◆ Exercise requirements:
Select every line holding the word "colors" and copy it.

## BEGIN

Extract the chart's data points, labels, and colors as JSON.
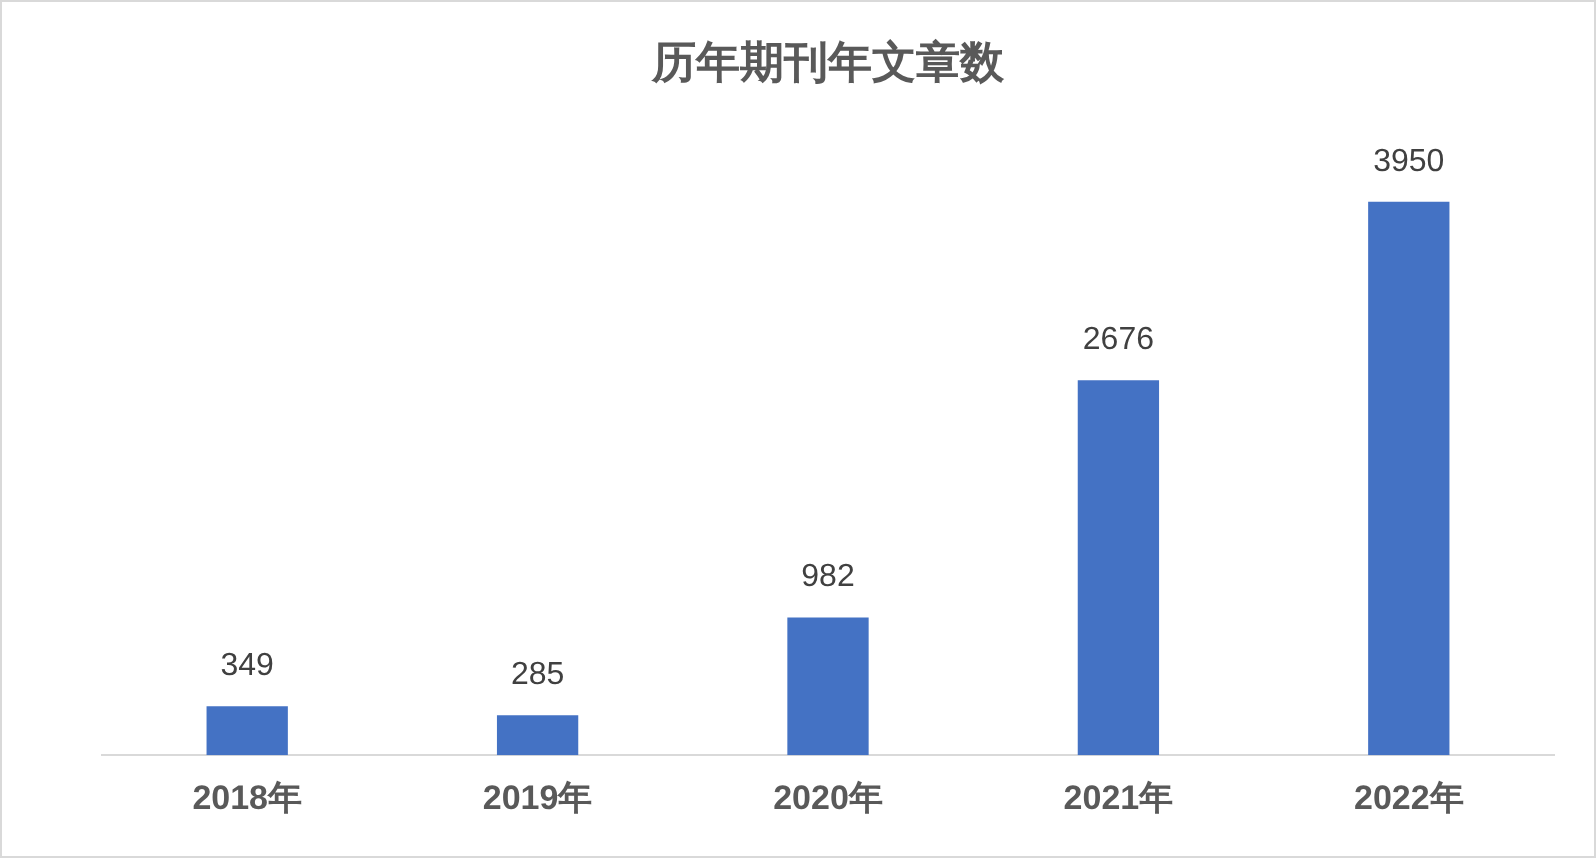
{
  "chart_data": {
    "type": "bar",
    "title": "历年期刊年文章数",
    "categories": [
      "2018年",
      "2019年",
      "2020年",
      "2021年",
      "2022年"
    ],
    "values": [
      349,
      285,
      982,
      2676,
      3950
    ],
    "color": "#4472c4",
    "data_labels": true,
    "grid": false,
    "legend": false
  }
}
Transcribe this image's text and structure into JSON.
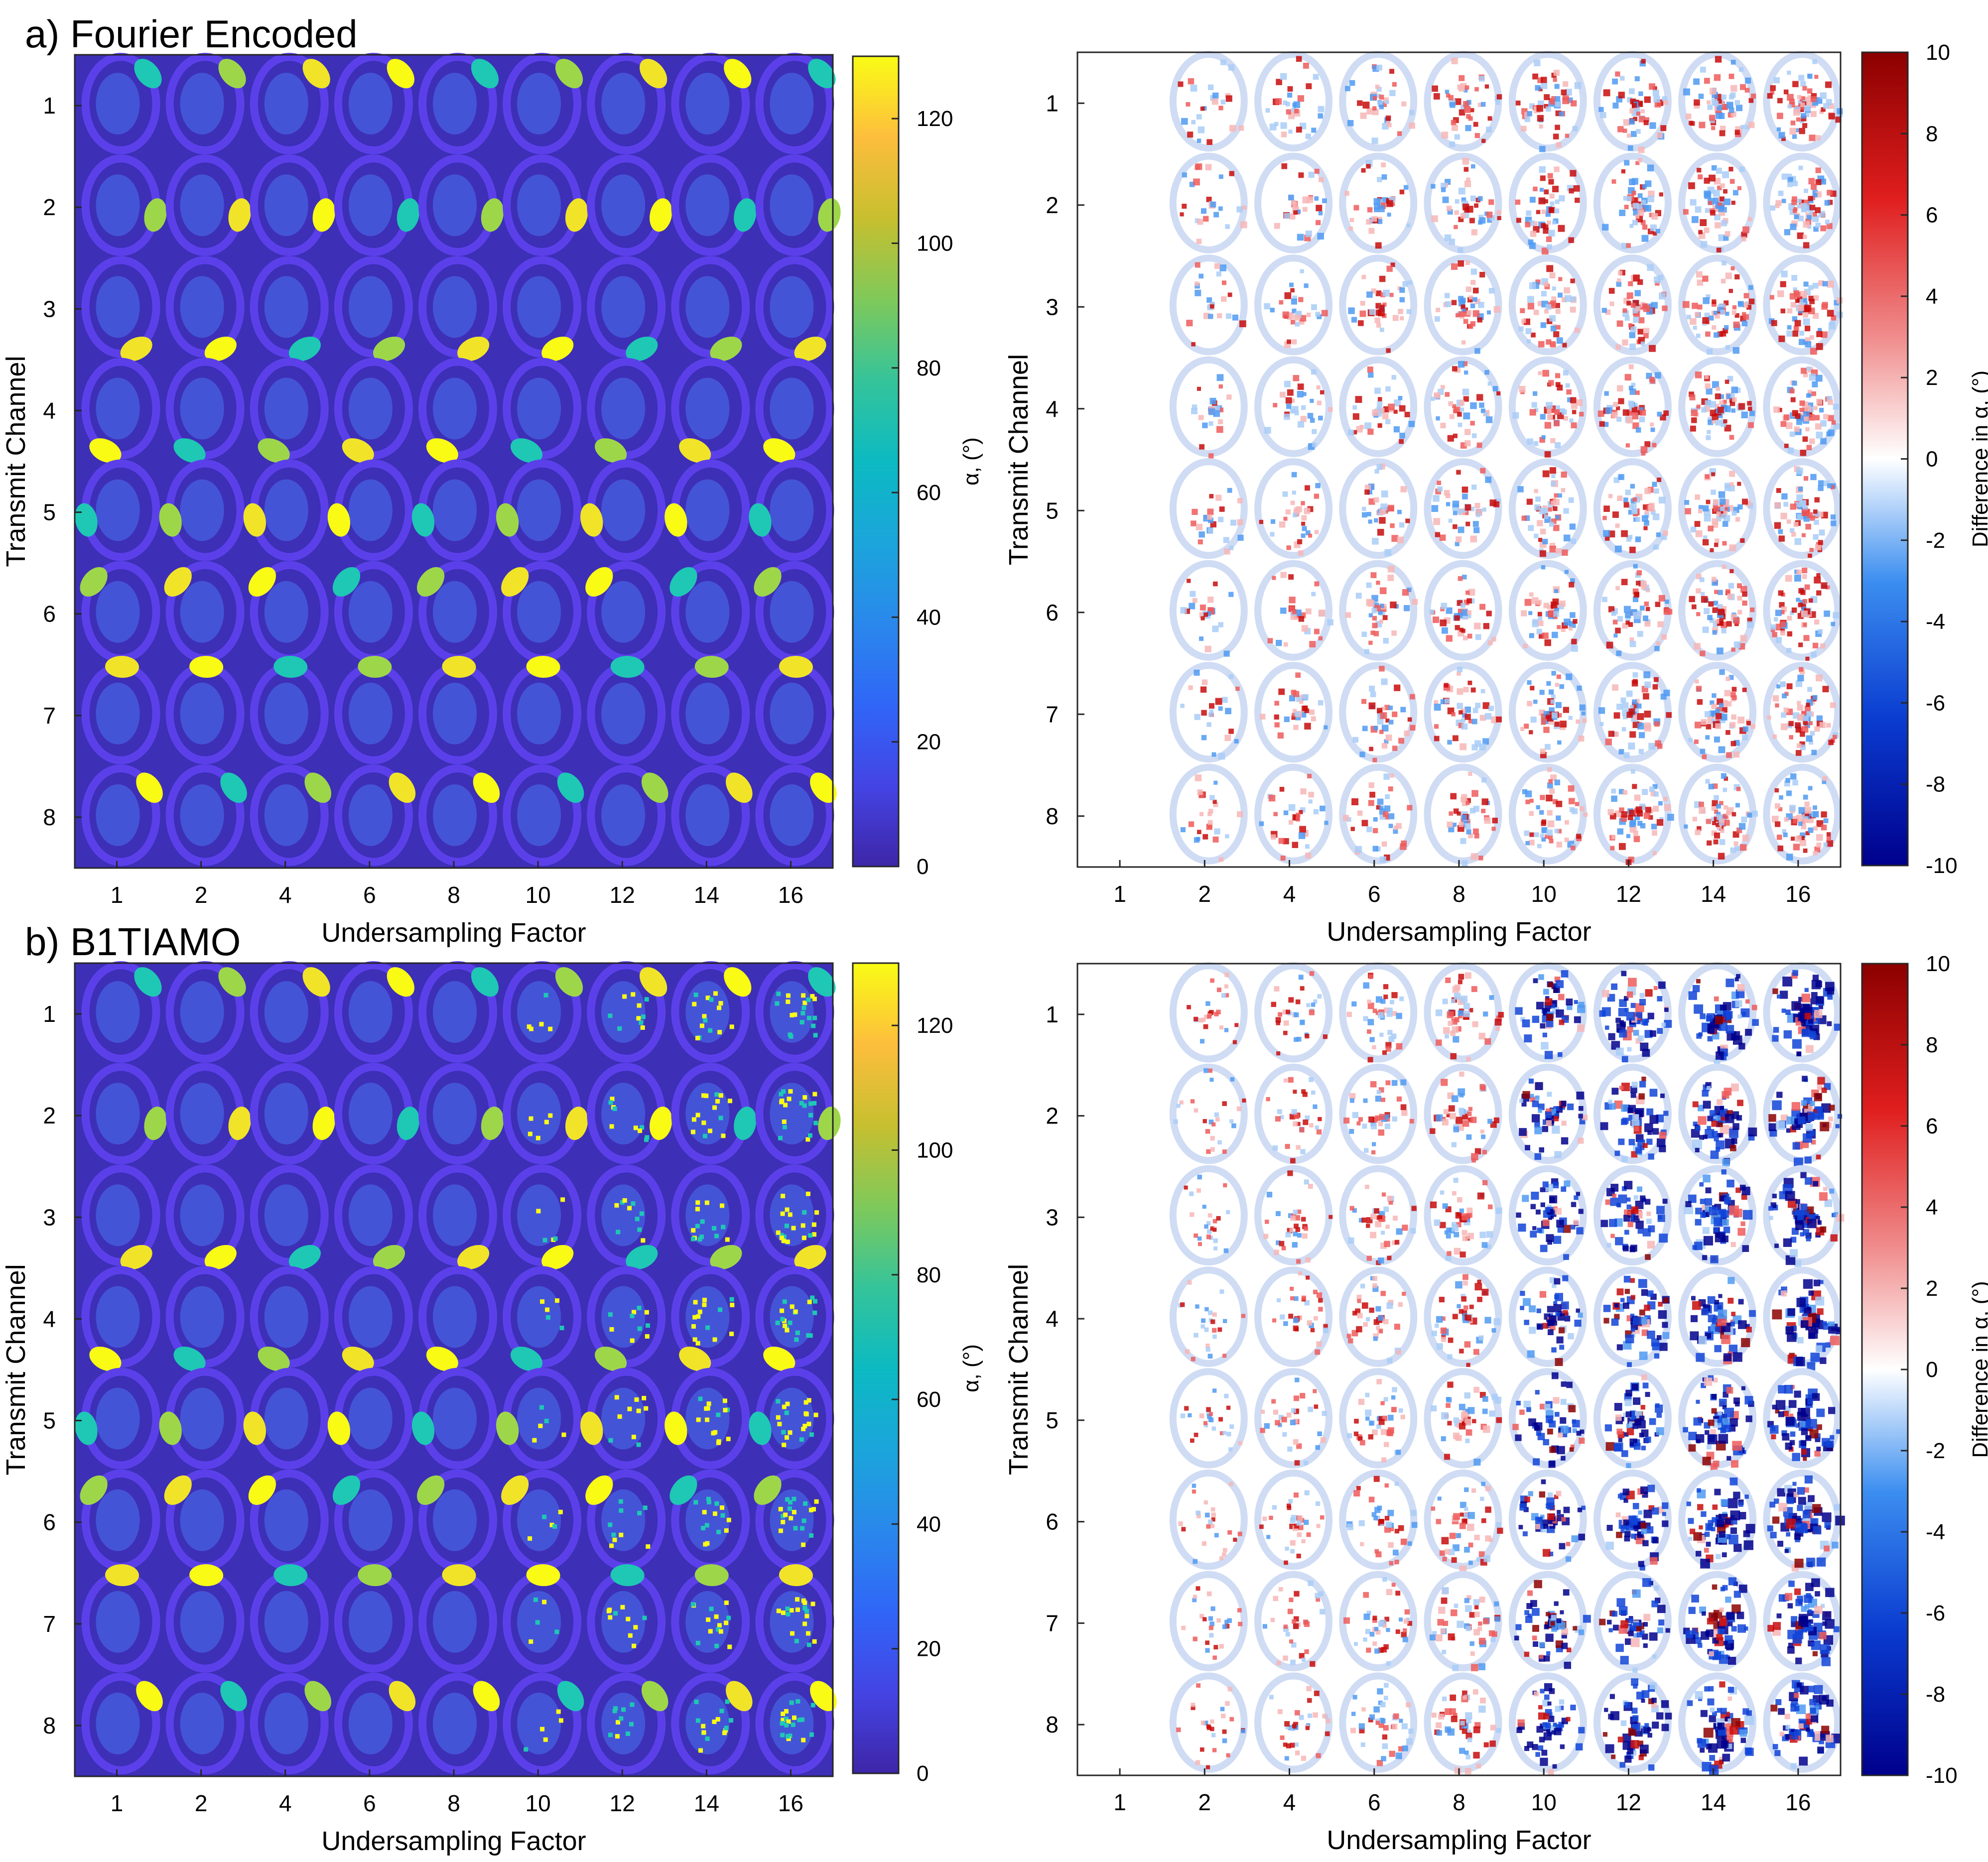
{
  "figure": {
    "panel_a_label": "a) Fourier Encoded",
    "panel_b_label": "b) B1TIAMO"
  },
  "colors": {
    "parula_low": "#3e26a8",
    "parula_high": "#f9fb15",
    "diff_low": "#00008c",
    "diff_mid": "#ffffff",
    "diff_high": "#8c0000"
  },
  "chart_data": [
    {
      "id": "a-map",
      "type": "heatmap",
      "panel": "a) Fourier Encoded",
      "xlabel": "Undersampling Factor",
      "ylabel": "Transmit Channel",
      "x_ticks": [
        "1",
        "2",
        "4",
        "6",
        "8",
        "10",
        "12",
        "14",
        "16"
      ],
      "y_ticks": [
        "1",
        "2",
        "3",
        "4",
        "5",
        "6",
        "7",
        "8"
      ],
      "colorbar": {
        "label": "α, (°)",
        "ticks": [
          "0",
          "20",
          "40",
          "60",
          "80",
          "100",
          "120"
        ],
        "range": [
          0,
          130
        ],
        "colormap": "parula"
      }
    },
    {
      "id": "a-diff",
      "type": "heatmap",
      "panel": "a) Fourier Encoded",
      "xlabel": "Undersampling Factor",
      "ylabel": "Transmit Channel",
      "x_ticks": [
        "1",
        "2",
        "4",
        "6",
        "8",
        "10",
        "12",
        "14",
        "16"
      ],
      "y_ticks": [
        "1",
        "2",
        "3",
        "4",
        "5",
        "6",
        "7",
        "8"
      ],
      "colorbar": {
        "label": "Difference in α, (°)",
        "ticks": [
          "-10",
          "-8",
          "-6",
          "-4",
          "-2",
          "0",
          "2",
          "4",
          "6",
          "8",
          "10"
        ],
        "range": [
          -10,
          10
        ],
        "colormap": "blue-white-red"
      }
    },
    {
      "id": "b-map",
      "type": "heatmap",
      "panel": "b) B1TIAMO",
      "xlabel": "Undersampling Factor",
      "ylabel": "Transmit Channel",
      "x_ticks": [
        "1",
        "2",
        "4",
        "6",
        "8",
        "10",
        "12",
        "14",
        "16"
      ],
      "y_ticks": [
        "1",
        "2",
        "3",
        "4",
        "5",
        "6",
        "7",
        "8"
      ],
      "colorbar": {
        "label": "α, (°)",
        "ticks": [
          "0",
          "20",
          "40",
          "60",
          "80",
          "100",
          "120"
        ],
        "range": [
          0,
          130
        ],
        "colormap": "parula"
      }
    },
    {
      "id": "b-diff",
      "type": "heatmap",
      "panel": "b) B1TIAMO",
      "xlabel": "Undersampling Factor",
      "ylabel": "Transmit Channel",
      "x_ticks": [
        "1",
        "2",
        "4",
        "6",
        "8",
        "10",
        "12",
        "14",
        "16"
      ],
      "y_ticks": [
        "1",
        "2",
        "3",
        "4",
        "5",
        "6",
        "7",
        "8"
      ],
      "colorbar": {
        "label": "Difference in α, (°)",
        "ticks": [
          "-10",
          "-8",
          "-6",
          "-4",
          "-2",
          "0",
          "2",
          "4",
          "6",
          "8",
          "10"
        ],
        "range": [
          -10,
          10
        ],
        "colormap": "blue-white-red"
      }
    }
  ]
}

## END

◆ Result for this exercise:
Extract the chart's data points, labels, and colors as JSON.
  "colors": {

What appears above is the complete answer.